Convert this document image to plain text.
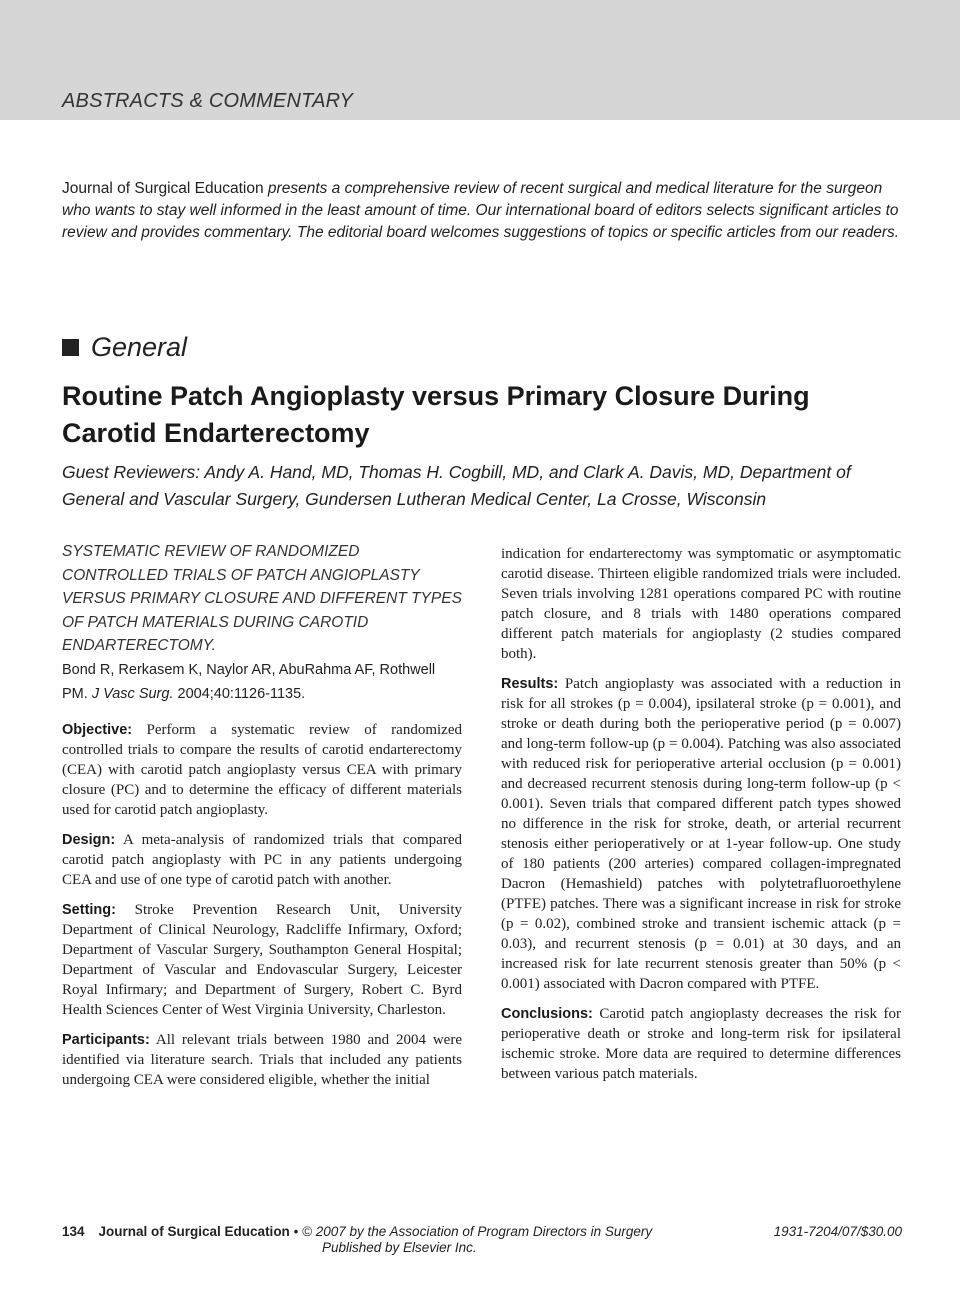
ABSTRACTS & COMMENTARY
Journal of Surgical Education presents a comprehensive review of recent surgical and medical literature for the surgeon who wants to stay well informed in the least amount of time. Our international board of editors selects significant articles to review and provides commentary. The editorial board welcomes suggestions of topics or specific articles from our readers.
General
Routine Patch Angioplasty versus Primary Closure During Carotid Endarterectomy
Guest Reviewers: Andy A. Hand, MD, Thomas H. Cogbill, MD, and Clark A. Davis, MD, Department of General and Vascular Surgery, Gundersen Lutheran Medical Center, La Crosse, Wisconsin
SYSTEMATIC REVIEW OF RANDOMIZED CONTROLLED TRIALS OF PATCH ANGIOPLASTY VERSUS PRIMARY CLOSURE AND DIFFERENT TYPES OF PATCH MATERIALS DURING CAROTID ENDARTERECTOMY.
Bond R, Rerkasem K, Naylor AR, AbuRahma AF, Rothwell PM. J Vasc Surg. 2004;40:1126-1135.

Objective: Perform a systematic review of randomized controlled trials to compare the results of carotid endarterectomy (CEA) with carotid patch angioplasty versus CEA with primary closure (PC) and to determine the efficacy of different materials used for carotid patch angioplasty.

Design: A meta-analysis of randomized trials that compared carotid patch angioplasty with PC in any patients undergoing CEA and use of one type of carotid patch with another.

Setting: Stroke Prevention Research Unit, University Department of Clinical Neurology, Radcliffe Infirmary, Oxford; Department of Vascular Surgery, Southampton General Hospital; Department of Vascular and Endovascular Surgery, Leicester Royal Infirmary; and Department of Surgery, Robert C. Byrd Health Sciences Center of West Virginia University, Charleston.

Participants: All relevant trials between 1980 and 2004 were identified via literature search. Trials that included any patients undergoing CEA were considered eligible, whether the initial

indication for endarterectomy was symptomatic or asymptomatic carotid disease. Thirteen eligible randomized trials were included. Seven trials involving 1281 operations compared PC with routine patch closure, and 8 trials with 1480 operations compared different patch materials for angioplasty (2 studies compared both).

Results: Patch angioplasty was associated with a reduction in risk for all strokes (p = 0.004), ipsilateral stroke (p = 0.001), and stroke or death during both the perioperative period (p = 0.007) and long-term follow-up (p = 0.004). Patching was also associated with reduced risk for perioperative arterial occlusion (p = 0.001) and decreased recurrent stenosis during long-term follow-up (p < 0.001). Seven trials that compared different patch types showed no difference in the risk for stroke, death, or arterial recurrent stenosis either perioperatively or at 1-year follow-up. One study of 180 patients (200 arteries) compared collagen-impregnated Dacron (Hemashield) patches with polytetrafluoroethylene (PTFE) patches. There was a significant increase in risk for stroke (p = 0.02), combined stroke and transient ischemic attack (p = 0.03), and recurrent stenosis (p = 0.01) at 30 days, and an increased risk for late recurrent stenosis greater than 50% (p < 0.001) associated with Dacron compared with PTFE.

Conclusions: Carotid patch angioplasty decreases the risk for perioperative death or stroke and long-term risk for ipsilateral ischemic stroke. More data are required to determine differences between various patch materials.

134 Journal of Surgical Education • © 2007 by the Association of Program Directors in Surgery
Published by Elsevier Inc.
1931-7204/07/$30.00
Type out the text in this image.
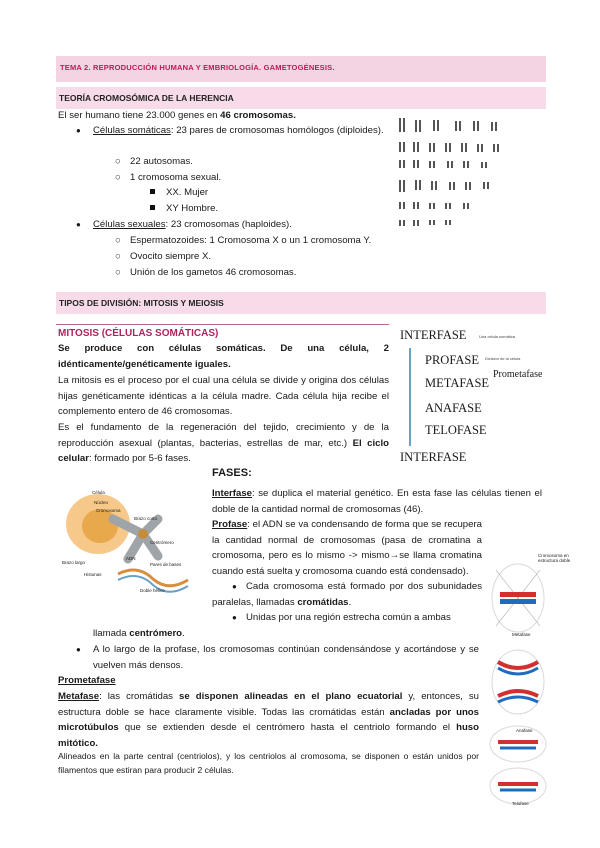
TEMA 2. REPRODUCCIÓN HUMANA Y EMBRIOLOGÍA. GAMETOGÉNESIS.
TEORÍA CROMOSÓMICA DE LA HERENCIA
El ser humano tiene 23.000 genes en 46 cromosomas.
● Células somáticas: 23 pares de cromosomas homólogos (diploides).
○ 22 autosomas.
○ 1 cromosoma sexual.
XX. Mujer
XY Hombre.
● Células sexuales: 23 cromosomas (haploides).
○ Espermatozoides: 1 Cromosoma X o un 1 cromosoma Y.
○ Ovocito siempre X.
○ Unión de los gametos 46 cromosomas.
TIPOS DE DIVISIÓN: MITOSIS Y MEIOSIS
MITOSIS (CÉLULAS SOMÁTICAS)
Se produce con células somáticas. De una célula, 2 idénticamente/genéticamente iguales.
La mitosis es el proceso por el cual una célula se divide y origina dos células hijas genéticamente idénticas a la célula madre. Cada célula hija recibe el complemento entero de 46 cromosomas.
Es el fundamento de la regeneración del tejido, crecimiento y de la reproducción asexual (plantas, bacterias, estrellas de mar, etc.) El ciclo celular: formado por 5-6 fases.
INTERFASE	Una célula somática
PROFASE División de la célula
Prometafase
METAFASE
ANAFASE
TELOFASE
INTERFASE
Célula
Núcleo
Cromosoma
Brazo corto
Centrómero
ADN
Brazo largo
Histonas
Pares de bases
Doble hélice
FASES:
Interfase: se duplica el material genético. En esta fase las células tienen el doble de la cantidad normal de cromosomas (46).
Profase: el ADN se va condensando de forma que se recupera la cantidad normal de cromosomas (pasa de cromatina a cromosoma, pero es lo mismo -> mismo→se llama cromatina cuando está suelta y cromosoma cuando está condensado).
● Cada cromosoma está formado por dos subunidades paralelas, llamadas cromátidas.
● Unidas por una región estrecha común a ambas
llamada centrómero.
● A lo largo de la profase, los cromosomas continúan condensándose y acortándose y se vuelven más densos.
Prometafase
Metafase: las cromátidas se disponen alineadas en el plano ecuatorial y, entonces, su estructura doble se hace claramente visible. Todas las cromátidas están ancladas por unos microtúbulos que se extienden desde el centrómero hasta el centriolo formando el huso mitótico.
Alineados en la parte central (centriolos), y los centriolos al cromosoma, se disponen o están unidos por filamentos que estiran para producir 2 células.
Cromosoma en estructura doble
Metafase
Anafase
Telofase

Exercise directions:
Return the listing above word for word, with the pictures removed.

Exercise answer:
Convert this document image to plain text.
ABSTRACTS & COMMENTARY
Journal of Surgical Education presents a comprehensive review of recent surgical and medical literature for the surgeon who wants to stay well informed in the least amount of time. Our international board of editors selects significant articles to review and provides commentary. The editorial board welcomes suggestions of topics or specific articles from our readers.
General
Routine Patch Angioplasty versus Primary Closure During Carotid Endarterectomy
Guest Reviewers: Andy A. Hand, MD, Thomas H. Cogbill, MD, and Clark A. Davis, MD, Department of General and Vascular Surgery, Gundersen Lutheran Medical Center, La Crosse, Wisconsin
SYSTEMATIC REVIEW OF RANDOMIZED CONTROLLED TRIALS OF PATCH ANGIOPLASTY VERSUS PRIMARY CLOSURE AND DIFFERENT TYPES OF PATCH MATERIALS DURING CAROTID ENDARTERECTOMY.
Bond R, Rerkasem K, Naylor AR, AbuRahma AF, Rothwell PM. J Vasc Surg. 2004;40:1126-1135.

Objective: Perform a systematic review of randomized controlled trials to compare the results of carotid endarterectomy (CEA) with carotid patch angioplasty versus CEA with primary closure (PC) and to determine the efficacy of different materials used for carotid patch angioplasty.

Design: A meta-analysis of randomized trials that compared carotid patch angioplasty with PC in any patients undergoing CEA and use of one type of carotid patch with another.

Setting: Stroke Prevention Research Unit, University Department of Clinical Neurology, Radcliffe Infirmary, Oxford; Department of Vascular Surgery, Southampton General Hospital; Department of Vascular and Endovascular Surgery, Leicester Royal Infirmary; and Department of Surgery, Robert C. Byrd Health Sciences Center of West Virginia University, Charleston.

Participants: All relevant trials between 1980 and 2004 were identified via literature search. Trials that included any patients undergoing CEA were considered eligible, whether the initial

indication for endarterectomy was symptomatic or asymptomatic carotid disease. Thirteen eligible randomized trials were included. Seven trials involving 1281 operations compared PC with routine patch closure, and 8 trials with 1480 operations compared different patch materials for angioplasty (2 studies compared both).

Results: Patch angioplasty was associated with a reduction in risk for all strokes (p = 0.004), ipsilateral stroke (p = 0.001), and stroke or death during both the perioperative period (p = 0.007) and long-term follow-up (p = 0.004). Patching was also associated with reduced risk for perioperative arterial occlusion (p = 0.001) and decreased recurrent stenosis during long-term follow-up (p < 0.001). Seven trials that compared different patch types showed no difference in the risk for stroke, death, or arterial recurrent stenosis either perioperatively or at 1-year follow-up. One study of 180 patients (200 arteries) compared collagen-impregnated Dacron (Hemashield) patches with polytetrafluoroethylene (PTFE) patches. There was a significant increase in risk for stroke (p = 0.02), combined stroke and transient ischemic attack (p = 0.03), and recurrent stenosis (p = 0.01) at 30 days, and an increased risk for late recurrent stenosis greater than 50% (p < 0.001) associated with Dacron compared with PTFE.

Conclusions: Carotid patch angioplasty decreases the risk for perioperative death or stroke and long-term risk for ipsilateral ischemic stroke. More data are required to determine differences between various patch materials.

134 Journal of Surgical Education • © 2007 by the Association of Program Directors in Surgery
Published by Elsevier Inc.
1931-7204/07/$30.00
Type out the text in this image.
TEMA 2. REPRODUCCIÓN HUMANA Y EMBRIOLOGÍA. GAMETOGÉNESIS.
TEORÍA CROMOSÓMICA DE LA HERENCIA
El ser humano tiene 23.000 genes en 46 cromosomas.
● Células somáticas: 23 pares de cromosomas homólogos (diploides).
○ 22 autosomas.
○ 1 cromosoma sexual.
XX. Mujer
XY Hombre.
● Células sexuales: 23 cromosomas (haploides).
○ Espermatozoides: 1 Cromosoma X o un 1 cromosoma Y.
○ Ovocito siempre X.
○ Unión de los gametos 46 cromosomas.
TIPOS DE DIVISIÓN: MITOSIS Y MEIOSIS
MITOSIS (CÉLULAS SOMÁTICAS)
Se produce con células somáticas. De una célula, 2 idénticamente/genéticamente iguales.
La mitosis es el proceso por el cual una célula se divide y origina dos células hijas genéticamente idénticas a la célula madre. Cada célula hija recibe el complemento entero de 46 cromosomas.
Es el fundamento de la regeneración del tejido, crecimiento y de la reproducción asexual (plantas, bacterias, estrellas de mar, etc.) El ciclo celular: formado por 5-6 fases.
INTERFASE	Una célula somática
PROFASE División de la célula
Prometafase
METAFASE
ANAFASE
TELOFASE
INTERFASE
Célula
Núcleo
Cromosoma
Brazo corto
Centrómero
ADN
Brazo largo
Histonas
Pares de bases
Doble hélice
FASES:
Interfase: se duplica el material genético. En esta fase las células tienen el doble de la cantidad normal de cromosomas (46).
Profase: el ADN se va condensando de forma que se recupera la cantidad normal de cromosomas (pasa de cromatina a cromosoma, pero es lo mismo -> mismo→se llama cromatina cuando está suelta y cromosoma cuando está condensado).
● Cada cromosoma está formado por dos subunidades paralelas, llamadas cromátidas.
● Unidas por una región estrecha común a ambas
llamada centrómero.
● A lo largo de la profase, los cromosomas continúan condensándose y acortándose y se vuelven más densos.
Prometafase
Metafase: las cromátidas se disponen alineadas en el plano ecuatorial y, entonces, su estructura doble se hace claramente visible. Todas las cromátidas están ancladas por unos microtúbulos que se extienden desde el centrómero hasta el centriolo formando el huso mitótico.
Alineados en la parte central (centriolos), y los centriolos al cromosoma, se disponen o están unidos por filamentos que estiran para producir 2 células.
Cromosoma en estructura doble
Metafase
Anafase
Telofase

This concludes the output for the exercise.